=== WHAT THE TASK REQUIRES ===
Records follow. Pull out every line that contains "image".

-.-.-

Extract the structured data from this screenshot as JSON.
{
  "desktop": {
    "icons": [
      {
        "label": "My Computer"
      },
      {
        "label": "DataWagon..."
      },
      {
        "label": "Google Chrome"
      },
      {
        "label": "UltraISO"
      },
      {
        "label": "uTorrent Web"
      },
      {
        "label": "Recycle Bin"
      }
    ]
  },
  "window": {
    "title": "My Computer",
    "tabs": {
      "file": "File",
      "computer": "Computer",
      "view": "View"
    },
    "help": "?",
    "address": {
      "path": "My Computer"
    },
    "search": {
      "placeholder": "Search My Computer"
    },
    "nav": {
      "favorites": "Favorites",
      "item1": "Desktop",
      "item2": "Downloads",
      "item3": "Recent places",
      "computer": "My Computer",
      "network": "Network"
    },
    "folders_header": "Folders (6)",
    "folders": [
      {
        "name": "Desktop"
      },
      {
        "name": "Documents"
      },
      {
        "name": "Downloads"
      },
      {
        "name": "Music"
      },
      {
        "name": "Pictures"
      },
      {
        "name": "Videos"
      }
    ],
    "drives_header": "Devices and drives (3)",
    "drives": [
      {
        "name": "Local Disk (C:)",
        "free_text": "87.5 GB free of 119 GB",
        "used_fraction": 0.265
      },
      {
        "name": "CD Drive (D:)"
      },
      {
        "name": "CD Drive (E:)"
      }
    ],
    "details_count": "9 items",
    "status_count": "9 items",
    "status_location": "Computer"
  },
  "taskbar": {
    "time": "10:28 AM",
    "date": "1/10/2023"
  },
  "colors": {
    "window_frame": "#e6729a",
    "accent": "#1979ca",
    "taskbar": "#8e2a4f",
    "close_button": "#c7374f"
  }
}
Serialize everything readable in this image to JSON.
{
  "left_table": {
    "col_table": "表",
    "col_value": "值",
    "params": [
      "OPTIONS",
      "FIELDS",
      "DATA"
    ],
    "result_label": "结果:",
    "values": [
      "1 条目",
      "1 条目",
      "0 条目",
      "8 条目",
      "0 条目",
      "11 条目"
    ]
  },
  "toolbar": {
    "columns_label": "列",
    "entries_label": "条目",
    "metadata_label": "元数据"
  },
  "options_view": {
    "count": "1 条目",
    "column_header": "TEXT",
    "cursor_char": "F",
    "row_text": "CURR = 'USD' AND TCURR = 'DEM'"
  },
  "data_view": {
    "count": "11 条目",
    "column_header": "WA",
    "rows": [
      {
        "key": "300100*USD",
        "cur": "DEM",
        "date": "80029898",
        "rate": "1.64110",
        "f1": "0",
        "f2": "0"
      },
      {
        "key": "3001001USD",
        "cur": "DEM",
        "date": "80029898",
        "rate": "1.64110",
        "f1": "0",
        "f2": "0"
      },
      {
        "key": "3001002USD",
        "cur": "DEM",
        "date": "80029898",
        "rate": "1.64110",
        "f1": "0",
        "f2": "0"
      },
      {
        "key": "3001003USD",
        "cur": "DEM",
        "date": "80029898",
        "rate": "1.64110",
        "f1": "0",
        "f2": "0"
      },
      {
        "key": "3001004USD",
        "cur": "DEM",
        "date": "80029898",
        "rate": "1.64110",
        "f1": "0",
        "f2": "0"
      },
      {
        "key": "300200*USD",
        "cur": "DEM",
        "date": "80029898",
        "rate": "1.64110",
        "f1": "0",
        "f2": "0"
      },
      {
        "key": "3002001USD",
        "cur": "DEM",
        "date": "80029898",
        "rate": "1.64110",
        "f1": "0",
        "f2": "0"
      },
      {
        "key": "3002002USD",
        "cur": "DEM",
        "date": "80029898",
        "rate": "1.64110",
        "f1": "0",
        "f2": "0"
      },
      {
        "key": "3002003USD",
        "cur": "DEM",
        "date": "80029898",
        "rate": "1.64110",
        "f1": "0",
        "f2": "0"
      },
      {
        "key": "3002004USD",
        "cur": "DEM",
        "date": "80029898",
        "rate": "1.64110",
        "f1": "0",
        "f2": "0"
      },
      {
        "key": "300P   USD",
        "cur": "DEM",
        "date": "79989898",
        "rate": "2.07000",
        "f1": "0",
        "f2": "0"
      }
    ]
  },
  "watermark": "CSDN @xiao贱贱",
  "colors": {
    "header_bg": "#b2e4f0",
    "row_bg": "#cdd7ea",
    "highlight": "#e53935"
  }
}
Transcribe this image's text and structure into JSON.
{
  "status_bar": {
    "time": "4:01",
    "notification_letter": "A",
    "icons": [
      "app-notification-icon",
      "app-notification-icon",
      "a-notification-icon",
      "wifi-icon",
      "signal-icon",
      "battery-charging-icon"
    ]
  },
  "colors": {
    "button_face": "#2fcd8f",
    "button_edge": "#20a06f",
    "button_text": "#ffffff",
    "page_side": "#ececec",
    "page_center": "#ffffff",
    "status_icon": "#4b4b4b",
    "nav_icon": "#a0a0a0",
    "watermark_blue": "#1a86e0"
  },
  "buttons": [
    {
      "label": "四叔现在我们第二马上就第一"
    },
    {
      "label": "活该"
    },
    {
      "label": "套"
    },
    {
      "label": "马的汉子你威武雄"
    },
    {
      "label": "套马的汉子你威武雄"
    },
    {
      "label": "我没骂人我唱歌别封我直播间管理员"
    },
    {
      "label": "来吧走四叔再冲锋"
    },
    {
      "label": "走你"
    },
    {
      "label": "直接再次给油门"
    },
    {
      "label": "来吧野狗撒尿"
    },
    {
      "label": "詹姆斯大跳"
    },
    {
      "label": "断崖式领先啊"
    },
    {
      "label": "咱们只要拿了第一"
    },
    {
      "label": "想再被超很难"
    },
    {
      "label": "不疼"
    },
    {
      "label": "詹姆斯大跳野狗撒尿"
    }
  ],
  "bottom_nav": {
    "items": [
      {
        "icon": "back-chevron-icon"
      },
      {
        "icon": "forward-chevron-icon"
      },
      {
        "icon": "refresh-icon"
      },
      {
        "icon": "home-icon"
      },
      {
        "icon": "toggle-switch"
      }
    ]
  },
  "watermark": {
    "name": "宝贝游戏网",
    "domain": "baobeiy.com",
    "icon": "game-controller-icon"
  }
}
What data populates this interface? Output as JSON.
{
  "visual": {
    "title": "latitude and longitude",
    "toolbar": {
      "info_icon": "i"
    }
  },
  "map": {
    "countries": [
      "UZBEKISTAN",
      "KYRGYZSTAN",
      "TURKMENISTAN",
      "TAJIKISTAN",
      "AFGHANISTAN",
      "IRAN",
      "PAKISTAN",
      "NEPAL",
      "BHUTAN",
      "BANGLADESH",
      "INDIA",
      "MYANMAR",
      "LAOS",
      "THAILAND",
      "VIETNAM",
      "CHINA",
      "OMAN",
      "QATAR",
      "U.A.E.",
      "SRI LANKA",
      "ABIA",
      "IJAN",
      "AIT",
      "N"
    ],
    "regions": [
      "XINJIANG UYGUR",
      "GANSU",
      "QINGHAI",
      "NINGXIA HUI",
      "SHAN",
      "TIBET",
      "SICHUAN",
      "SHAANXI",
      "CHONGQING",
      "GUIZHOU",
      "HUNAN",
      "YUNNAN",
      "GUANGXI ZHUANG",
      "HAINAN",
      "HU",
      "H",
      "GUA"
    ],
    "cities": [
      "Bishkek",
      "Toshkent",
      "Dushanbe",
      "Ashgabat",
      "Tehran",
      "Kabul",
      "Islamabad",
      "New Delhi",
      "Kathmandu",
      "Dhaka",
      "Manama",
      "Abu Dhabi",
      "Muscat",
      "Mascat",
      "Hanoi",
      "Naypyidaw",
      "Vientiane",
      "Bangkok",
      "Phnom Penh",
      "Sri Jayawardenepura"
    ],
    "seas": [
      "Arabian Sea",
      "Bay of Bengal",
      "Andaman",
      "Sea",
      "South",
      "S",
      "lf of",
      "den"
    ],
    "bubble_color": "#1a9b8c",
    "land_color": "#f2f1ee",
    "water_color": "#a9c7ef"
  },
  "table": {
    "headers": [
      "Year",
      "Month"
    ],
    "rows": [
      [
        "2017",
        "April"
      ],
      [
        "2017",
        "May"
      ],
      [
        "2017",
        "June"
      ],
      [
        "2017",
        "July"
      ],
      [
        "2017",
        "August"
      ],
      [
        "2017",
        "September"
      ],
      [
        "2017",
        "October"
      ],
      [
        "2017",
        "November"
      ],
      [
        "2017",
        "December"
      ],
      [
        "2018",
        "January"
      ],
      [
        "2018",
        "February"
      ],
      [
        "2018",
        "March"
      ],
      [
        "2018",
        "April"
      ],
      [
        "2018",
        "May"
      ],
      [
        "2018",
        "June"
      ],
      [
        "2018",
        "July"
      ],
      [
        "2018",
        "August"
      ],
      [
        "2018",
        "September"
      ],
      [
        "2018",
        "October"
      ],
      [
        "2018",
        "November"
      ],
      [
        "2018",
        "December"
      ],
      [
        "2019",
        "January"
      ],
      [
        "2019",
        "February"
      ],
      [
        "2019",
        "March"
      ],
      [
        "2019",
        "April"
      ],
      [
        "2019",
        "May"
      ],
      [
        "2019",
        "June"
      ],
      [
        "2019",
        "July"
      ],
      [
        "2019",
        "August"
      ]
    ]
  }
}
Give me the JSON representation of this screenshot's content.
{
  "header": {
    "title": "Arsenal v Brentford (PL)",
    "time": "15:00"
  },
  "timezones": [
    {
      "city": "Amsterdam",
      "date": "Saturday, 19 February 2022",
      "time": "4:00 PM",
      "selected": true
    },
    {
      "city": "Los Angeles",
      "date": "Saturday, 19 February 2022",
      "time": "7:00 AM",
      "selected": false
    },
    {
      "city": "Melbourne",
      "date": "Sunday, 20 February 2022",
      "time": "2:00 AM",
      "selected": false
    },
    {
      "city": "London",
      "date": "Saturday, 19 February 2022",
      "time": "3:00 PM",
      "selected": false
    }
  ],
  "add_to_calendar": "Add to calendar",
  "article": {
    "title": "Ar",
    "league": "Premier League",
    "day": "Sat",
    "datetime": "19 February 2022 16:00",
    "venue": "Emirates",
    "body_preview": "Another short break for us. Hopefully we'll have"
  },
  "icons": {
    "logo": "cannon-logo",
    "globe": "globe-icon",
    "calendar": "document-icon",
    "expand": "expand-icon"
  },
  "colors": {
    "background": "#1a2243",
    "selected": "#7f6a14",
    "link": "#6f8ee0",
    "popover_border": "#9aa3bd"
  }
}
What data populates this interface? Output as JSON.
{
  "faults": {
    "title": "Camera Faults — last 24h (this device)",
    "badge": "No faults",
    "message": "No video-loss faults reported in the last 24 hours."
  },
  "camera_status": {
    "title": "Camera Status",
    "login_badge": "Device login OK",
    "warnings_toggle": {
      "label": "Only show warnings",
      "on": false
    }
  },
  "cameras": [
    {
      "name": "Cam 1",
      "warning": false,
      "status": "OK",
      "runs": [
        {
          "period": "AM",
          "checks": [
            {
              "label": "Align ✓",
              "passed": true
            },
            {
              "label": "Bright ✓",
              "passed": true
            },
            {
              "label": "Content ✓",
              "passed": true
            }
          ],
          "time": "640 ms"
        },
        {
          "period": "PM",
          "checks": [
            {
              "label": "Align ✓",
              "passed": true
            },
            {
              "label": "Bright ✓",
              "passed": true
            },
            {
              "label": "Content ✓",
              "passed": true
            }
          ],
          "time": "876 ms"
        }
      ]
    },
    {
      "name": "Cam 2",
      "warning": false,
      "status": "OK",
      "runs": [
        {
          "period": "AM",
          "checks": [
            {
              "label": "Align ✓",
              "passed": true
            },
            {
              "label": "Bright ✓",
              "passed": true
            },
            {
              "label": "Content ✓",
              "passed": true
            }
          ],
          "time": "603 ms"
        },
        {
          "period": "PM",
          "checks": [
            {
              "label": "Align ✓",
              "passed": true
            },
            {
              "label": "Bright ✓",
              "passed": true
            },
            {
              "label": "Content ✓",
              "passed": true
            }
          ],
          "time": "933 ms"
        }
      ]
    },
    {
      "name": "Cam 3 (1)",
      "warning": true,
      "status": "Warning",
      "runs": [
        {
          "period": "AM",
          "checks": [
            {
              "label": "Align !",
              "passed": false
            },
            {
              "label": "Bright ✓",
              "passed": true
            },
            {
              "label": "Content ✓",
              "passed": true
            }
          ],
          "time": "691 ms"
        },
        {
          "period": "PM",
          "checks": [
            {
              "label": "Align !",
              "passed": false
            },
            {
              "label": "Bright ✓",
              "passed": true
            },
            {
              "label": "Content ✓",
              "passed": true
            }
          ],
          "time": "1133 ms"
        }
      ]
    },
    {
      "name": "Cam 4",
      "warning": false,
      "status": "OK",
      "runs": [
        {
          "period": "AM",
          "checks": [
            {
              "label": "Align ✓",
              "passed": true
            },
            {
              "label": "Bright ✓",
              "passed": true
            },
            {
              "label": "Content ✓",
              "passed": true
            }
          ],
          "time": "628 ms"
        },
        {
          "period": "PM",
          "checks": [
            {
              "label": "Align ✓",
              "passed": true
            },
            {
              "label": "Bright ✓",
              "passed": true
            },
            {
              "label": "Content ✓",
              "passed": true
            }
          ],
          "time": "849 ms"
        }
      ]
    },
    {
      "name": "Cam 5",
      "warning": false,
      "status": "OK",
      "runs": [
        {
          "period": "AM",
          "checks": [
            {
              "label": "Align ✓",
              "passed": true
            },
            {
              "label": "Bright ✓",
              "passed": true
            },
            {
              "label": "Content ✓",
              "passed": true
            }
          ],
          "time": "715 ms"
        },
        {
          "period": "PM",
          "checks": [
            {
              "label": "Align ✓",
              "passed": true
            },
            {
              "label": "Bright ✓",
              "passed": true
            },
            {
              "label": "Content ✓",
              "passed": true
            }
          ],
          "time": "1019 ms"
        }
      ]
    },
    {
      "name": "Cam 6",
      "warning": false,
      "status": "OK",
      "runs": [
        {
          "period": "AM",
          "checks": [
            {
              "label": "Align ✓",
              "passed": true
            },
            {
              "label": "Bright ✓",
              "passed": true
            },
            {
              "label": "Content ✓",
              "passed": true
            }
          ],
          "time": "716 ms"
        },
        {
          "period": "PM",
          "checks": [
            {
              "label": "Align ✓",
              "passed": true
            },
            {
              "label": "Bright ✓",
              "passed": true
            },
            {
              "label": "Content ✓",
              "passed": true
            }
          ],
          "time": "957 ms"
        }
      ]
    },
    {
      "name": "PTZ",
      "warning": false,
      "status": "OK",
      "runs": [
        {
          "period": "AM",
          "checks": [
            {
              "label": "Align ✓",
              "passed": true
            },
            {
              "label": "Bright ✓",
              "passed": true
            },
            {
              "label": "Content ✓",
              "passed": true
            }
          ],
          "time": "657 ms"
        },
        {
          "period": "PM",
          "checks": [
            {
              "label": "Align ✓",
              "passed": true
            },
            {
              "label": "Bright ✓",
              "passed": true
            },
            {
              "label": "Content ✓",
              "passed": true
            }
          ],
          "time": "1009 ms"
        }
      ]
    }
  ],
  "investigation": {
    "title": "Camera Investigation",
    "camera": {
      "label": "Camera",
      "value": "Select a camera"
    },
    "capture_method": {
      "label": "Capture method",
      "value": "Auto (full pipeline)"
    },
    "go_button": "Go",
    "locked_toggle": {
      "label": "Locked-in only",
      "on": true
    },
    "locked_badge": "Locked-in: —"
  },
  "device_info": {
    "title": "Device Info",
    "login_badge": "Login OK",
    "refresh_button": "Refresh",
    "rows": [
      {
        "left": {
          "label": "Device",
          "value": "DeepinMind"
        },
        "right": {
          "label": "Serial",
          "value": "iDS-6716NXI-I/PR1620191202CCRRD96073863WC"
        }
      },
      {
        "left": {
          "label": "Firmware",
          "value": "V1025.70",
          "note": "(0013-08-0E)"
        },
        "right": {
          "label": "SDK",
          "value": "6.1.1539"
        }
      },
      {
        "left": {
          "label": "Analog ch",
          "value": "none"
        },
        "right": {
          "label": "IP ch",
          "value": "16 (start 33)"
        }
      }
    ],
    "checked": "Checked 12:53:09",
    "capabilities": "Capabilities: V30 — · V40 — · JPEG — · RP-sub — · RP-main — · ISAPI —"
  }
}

-.-.-

=== TASK SOLUTION ===
Serialize everything readable in this image to JSON.
Transcribe this image's text and structure into JSON.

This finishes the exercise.